Figure data in JSON —
** begin **

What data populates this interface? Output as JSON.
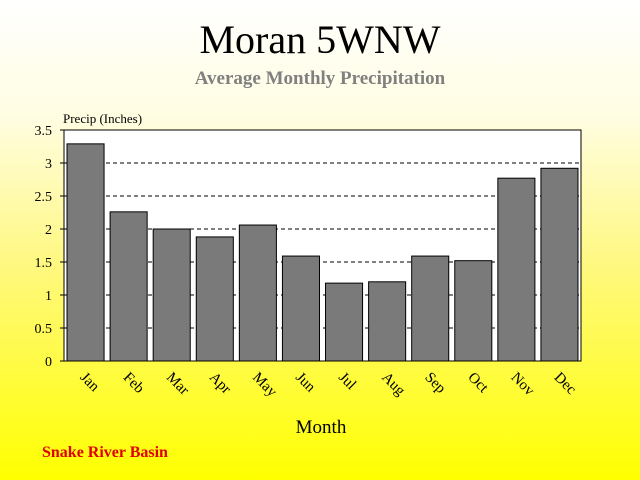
{
  "title": "Moran 5WNW",
  "subtitle": "Average Monthly Precipitation",
  "footer": "Snake River Basin",
  "colors": {
    "bar": "#7a7a7a",
    "plot_bg": "#ffffff",
    "footer_text": "#e00000",
    "subtitle_text": "#808080"
  },
  "chart_data": {
    "type": "bar",
    "title": "Moran 5WNW",
    "subtitle": "Average Monthly Precipitation",
    "xlabel": "Month",
    "ylabel": "Precip (Inches)",
    "categories": [
      "Jan",
      "Feb",
      "Mar",
      "Apr",
      "May",
      "Jun",
      "Jul",
      "Aug",
      "Sep",
      "Oct",
      "Nov",
      "Dec"
    ],
    "values": [
      3.29,
      2.26,
      2.0,
      1.88,
      2.06,
      1.59,
      1.18,
      1.2,
      1.59,
      1.52,
      2.77,
      2.92
    ],
    "ylim": [
      0,
      3.5
    ],
    "yticks": [
      "0",
      "0.5",
      "1",
      "1.5",
      "2",
      "2.5",
      "3",
      "3.5"
    ],
    "grid": "dashed horizontal lines at each y tick"
  }
}
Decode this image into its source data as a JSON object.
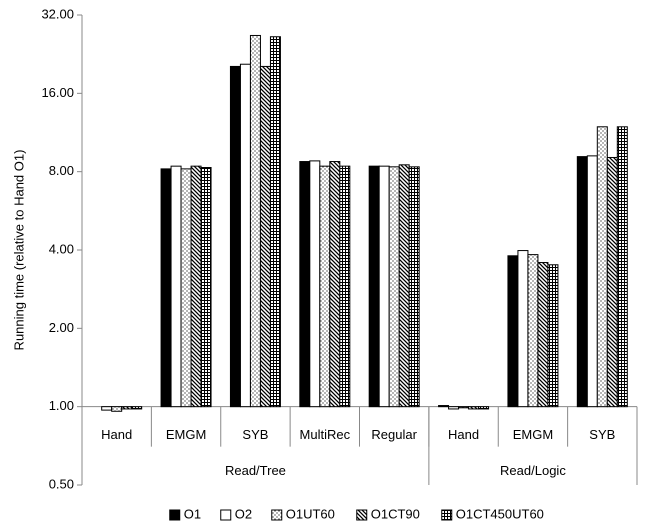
{
  "chart_data": {
    "type": "bar",
    "y_label": "Running time (relative to Hand O1)",
    "log_scale": true,
    "log_base": 2,
    "baseline": 1,
    "ylim": [
      0.5,
      32
    ],
    "yticks": [
      {
        "value": 0.5,
        "label": "0.50"
      },
      {
        "value": 1,
        "label": "1.00"
      },
      {
        "value": 2,
        "label": "2.00"
      },
      {
        "value": 4,
        "label": "4.00"
      },
      {
        "value": 8,
        "label": "8.00"
      },
      {
        "value": 16,
        "label": "16.00"
      },
      {
        "value": 32,
        "label": "32.00"
      }
    ],
    "grid": false,
    "legend": "bottom",
    "categories": [
      "Hand",
      "EMGM",
      "SYB",
      "MultiRec",
      "Regular",
      "Hand",
      "EMGM",
      "SYB"
    ],
    "groups": [
      {
        "label": "Read/Tree",
        "span": 5
      },
      {
        "label": "Read/Logic",
        "span": 3
      }
    ],
    "series": [
      {
        "name": "O1",
        "color": "#000000",
        "pattern": "solid",
        "values": [
          1.0,
          8.2,
          20.3,
          8.75,
          8.4,
          1.01,
          3.8,
          9.14
        ]
      },
      {
        "name": "O2",
        "color": "#000000",
        "pattern": "none",
        "values": [
          0.97,
          8.4,
          20.7,
          8.8,
          8.4,
          0.98,
          3.98,
          9.2
        ]
      },
      {
        "name": "O1UT60",
        "color": "#000000",
        "pattern": "dots",
        "values": [
          0.96,
          8.2,
          26.7,
          8.4,
          8.35,
          0.99,
          3.84,
          11.9
        ]
      },
      {
        "name": "O1CT90",
        "color": "#000000",
        "pattern": "diagonal",
        "values": [
          0.98,
          8.4,
          20.3,
          8.75,
          8.5,
          0.98,
          3.58,
          9.07
        ]
      },
      {
        "name": "O1CT450UT60",
        "color": "#000000",
        "pattern": "grid",
        "values": [
          0.98,
          8.3,
          26.4,
          8.4,
          8.35,
          0.98,
          3.51,
          11.9
        ]
      }
    ]
  }
}
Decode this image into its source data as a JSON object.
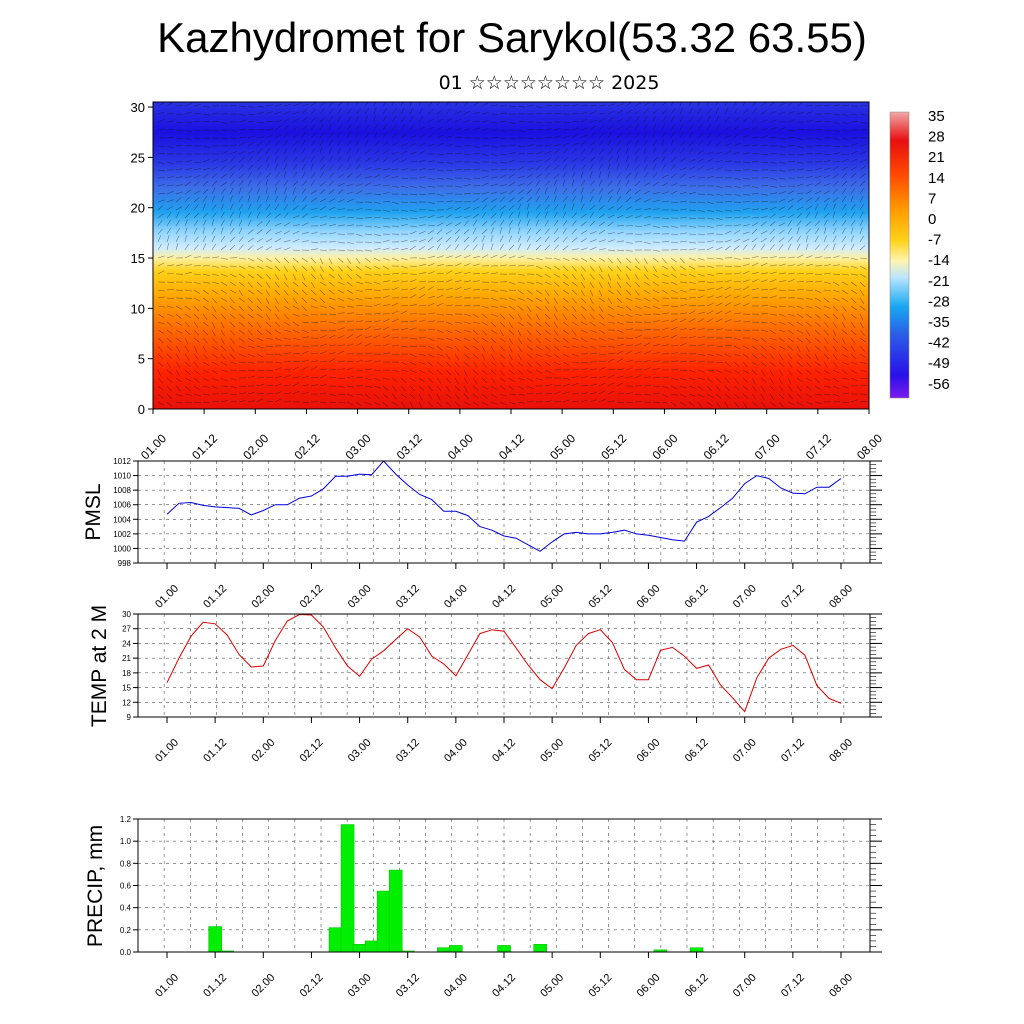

** end **

Given exercise —
Write the full listing out again with every line unchanged, but include no pictures.

Result of this task —
What data populates this interface? Output as JSON.
{
  "title": "Moran 5WNW",
  "subtitle": "Average Monthly Precipitation",
  "footer": "Snake River Basin",
  "colors": {
    "bar": "#7a7a7a",
    "plot_bg": "#ffffff",
    "footer_text": "#e00000",
    "subtitle_text": "#808080"
  },
  "chart_data": {
    "type": "bar",
    "title": "Moran 5WNW",
    "subtitle": "Average Monthly Precipitation",
    "xlabel": "Month",
    "ylabel": "Precip (Inches)",
    "categories": [
      "Jan",
      "Feb",
      "Mar",
      "Apr",
      "May",
      "Jun",
      "Jul",
      "Aug",
      "Sep",
      "Oct",
      "Nov",
      "Dec"
    ],
    "values": [
      3.29,
      2.26,
      2.0,
      1.88,
      2.06,
      1.59,
      1.18,
      1.2,
      1.59,
      1.52,
      2.77,
      2.92
    ],
    "ylim": [
      0,
      3.5
    ],
    "yticks": [
      "0",
      "0.5",
      "1",
      "1.5",
      "2",
      "2.5",
      "3",
      "3.5"
    ],
    "grid": "dashed horizontal lines at each y tick"
  }
}
Decode this image into its source data as a JSON object.
{
  "chart_data": {
    "type": "bar",
    "y_label": "Running time (relative to Hand O1)",
    "log_scale": true,
    "log_base": 2,
    "baseline": 1,
    "ylim": [
      0.5,
      32
    ],
    "yticks": [
      {
        "value": 0.5,
        "label": "0.50"
      },
      {
        "value": 1,
        "label": "1.00"
      },
      {
        "value": 2,
        "label": "2.00"
      },
      {
        "value": 4,
        "label": "4.00"
      },
      {
        "value": 8,
        "label": "8.00"
      },
      {
        "value": 16,
        "label": "16.00"
      },
      {
        "value": 32,
        "label": "32.00"
      }
    ],
    "grid": false,
    "legend": "bottom",
    "categories": [
      "Hand",
      "EMGM",
      "SYB",
      "MultiRec",
      "Regular",
      "Hand",
      "EMGM",
      "SYB"
    ],
    "groups": [
      {
        "label": "Read/Tree",
        "span": 5
      },
      {
        "label": "Read/Logic",
        "span": 3
      }
    ],
    "series": [
      {
        "name": "O1",
        "color": "#000000",
        "pattern": "solid",
        "values": [
          1.0,
          8.2,
          20.3,
          8.75,
          8.4,
          1.01,
          3.8,
          9.14
        ]
      },
      {
        "name": "O2",
        "color": "#000000",
        "pattern": "none",
        "values": [
          0.97,
          8.4,
          20.7,
          8.8,
          8.4,
          0.98,
          3.98,
          9.2
        ]
      },
      {
        "name": "O1UT60",
        "color": "#000000",
        "pattern": "dots",
        "values": [
          0.96,
          8.2,
          26.7,
          8.4,
          8.35,
          0.99,
          3.84,
          11.9
        ]
      },
      {
        "name": "O1CT90",
        "color": "#000000",
        "pattern": "diagonal",
        "values": [
          0.98,
          8.4,
          20.3,
          8.75,
          8.5,
          0.98,
          3.58,
          9.07
        ]
      },
      {
        "name": "O1CT450UT60",
        "color": "#000000",
        "pattern": "grid",
        "values": [
          0.98,
          8.3,
          26.4,
          8.4,
          8.35,
          0.98,
          3.51,
          11.9
        ]
      }
    ]
  }
}
Decode this image into its source data as a JSON object.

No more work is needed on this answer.